Short exercise
In your copy, repeat the records exactly and leave out the pictures.

Given entries
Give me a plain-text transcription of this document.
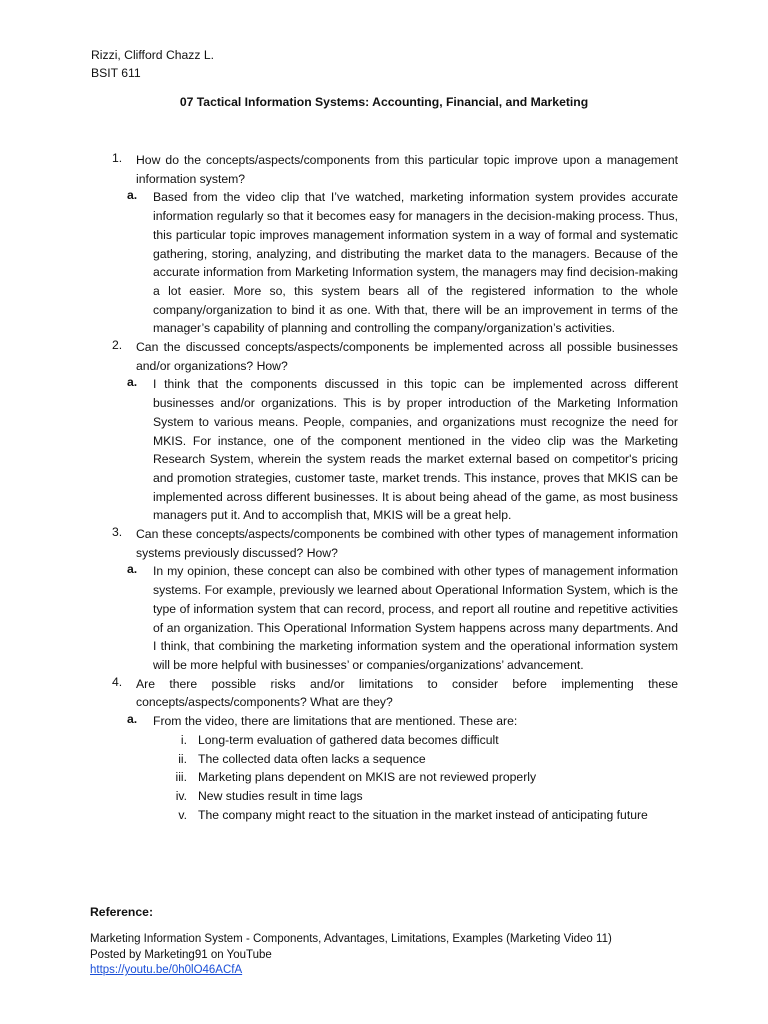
Rizzi, Clifford Chazz L.
BSIT 611
07 Tactical Information Systems: Accounting, Financial, and Marketing
1. How do the concepts/aspects/components from this particular topic improve upon a management information system?
a. Based from the video clip that I’ve watched, marketing information system provides accurate information regularly so that it becomes easy for managers in the decision-making process. Thus, this particular topic improves management information system in a way of formal and systematic gathering, storing, analyzing, and distributing the market data to the managers. Because of the accurate information from Marketing Information system, the managers may find decision-making a lot easier. More so, this system bears all of the registered information to the whole company/organization to bind it as one. With that, there will be an improvement in terms of the manager’s capability of planning and controlling the company/organization’s activities.
2. Can the discussed concepts/aspects/components be implemented across all possible businesses and/or organizations? How?
a. I think that the components discussed in this topic can be implemented across different businesses and/or organizations. This is by proper introduction of the Marketing Information System to various means. People, companies, and organizations must recognize the need for MKIS. For instance, one of the component mentioned in the video clip was the Marketing Research System, wherein the system reads the market external based on competitor's pricing and promotion strategies, customer taste, market trends. This instance, proves that MKIS can be implemented across different businesses. It is about being ahead of the game, as most business managers put it. And to accomplish that, MKIS will be a great help.
3. Can these concepts/aspects/components be combined with other types of management information systems previously discussed? How?
a. In my opinion, these concept can also be combined with other types of management information systems. For example, previously we learned about Operational Information System, which is the type of information system that can record, process, and report all routine and repetitive activities of an organization. This Operational Information System happens across many departments. And I think, that combining the marketing information system and the operational information system will be more helpful with businesses’ or companies/organizations’ advancement.
4. Are there possible risks and/or limitations to consider before implementing these concepts/aspects/components? What are they?
a. From the video, there are limitations that are mentioned. These are:
i. Long-term evaluation of gathered data becomes difficult
ii. The collected data often lacks a sequence
iii. Marketing plans dependent on MKIS are not reviewed properly
iv. New studies result in time lags
v. The company might react to the situation in the market instead of anticipating future
Reference:
Marketing Information System - Components, Advantages, Limitations, Examples (Marketing Video 11)
Posted by Marketing91 on YouTube
https://youtu.be/0h0lO46ACfA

Output for this exercise
Give me a plain-text transcription of this document.
Rizzi, Clifford Chazz L.
BSIT 611
07 Tactical Information Systems: Accounting, Financial, and Marketing
1. How do the concepts/aspects/components from this particular topic improve upon a management information system?
a. Based from the video clip that I’ve watched, marketing information system provides accurate information regularly so that it becomes easy for managers in the decision-making process. Thus, this particular topic improves management information system in a way of formal and systematic gathering, storing, analyzing, and distributing the market data to the managers. Because of the accurate information from Marketing Information system, the managers may find decision-making a lot easier. More so, this system bears all of the registered information to the whole company/organization to bind it as one. With that, there will be an improvement in terms of the manager’s capability of planning and controlling the company/organization’s activities.
2. Can the discussed concepts/aspects/components be implemented across all possible businesses and/or organizations? How?
a. I think that the components discussed in this topic can be implemented across different businesses and/or organizations. This is by proper introduction of the Marketing Information System to various means. People, companies, and organizations must recognize the need for MKIS. For instance, one of the component mentioned in the video clip was the Marketing Research System, wherein the system reads the market external based on competitor's pricing and promotion strategies, customer taste, market trends. This instance, proves that MKIS can be implemented across different businesses. It is about being ahead of the game, as most business managers put it. And to accomplish that, MKIS will be a great help.
3. Can these concepts/aspects/components be combined with other types of management information systems previously discussed? How?
a. In my opinion, these concept can also be combined with other types of management information systems. For example, previously we learned about Operational Information System, which is the type of information system that can record, process, and report all routine and repetitive activities of an organization. This Operational Information System happens across many departments. And I think, that combining the marketing information system and the operational information system will be more helpful with businesses’ or companies/organizations’ advancement.
4. Are there possible risks and/or limitations to consider before implementing these concepts/aspects/components? What are they?
a. From the video, there are limitations that are mentioned. These are:
i. Long-term evaluation of gathered data becomes difficult
ii. The collected data often lacks a sequence
iii. Marketing plans dependent on MKIS are not reviewed properly
iv. New studies result in time lags
v. The company might react to the situation in the market instead of anticipating future
Reference:
Marketing Information System - Components, Advantages, Limitations, Examples (Marketing Video 11)
Posted by Marketing91 on YouTube
https://youtu.be/0h0lO46ACfA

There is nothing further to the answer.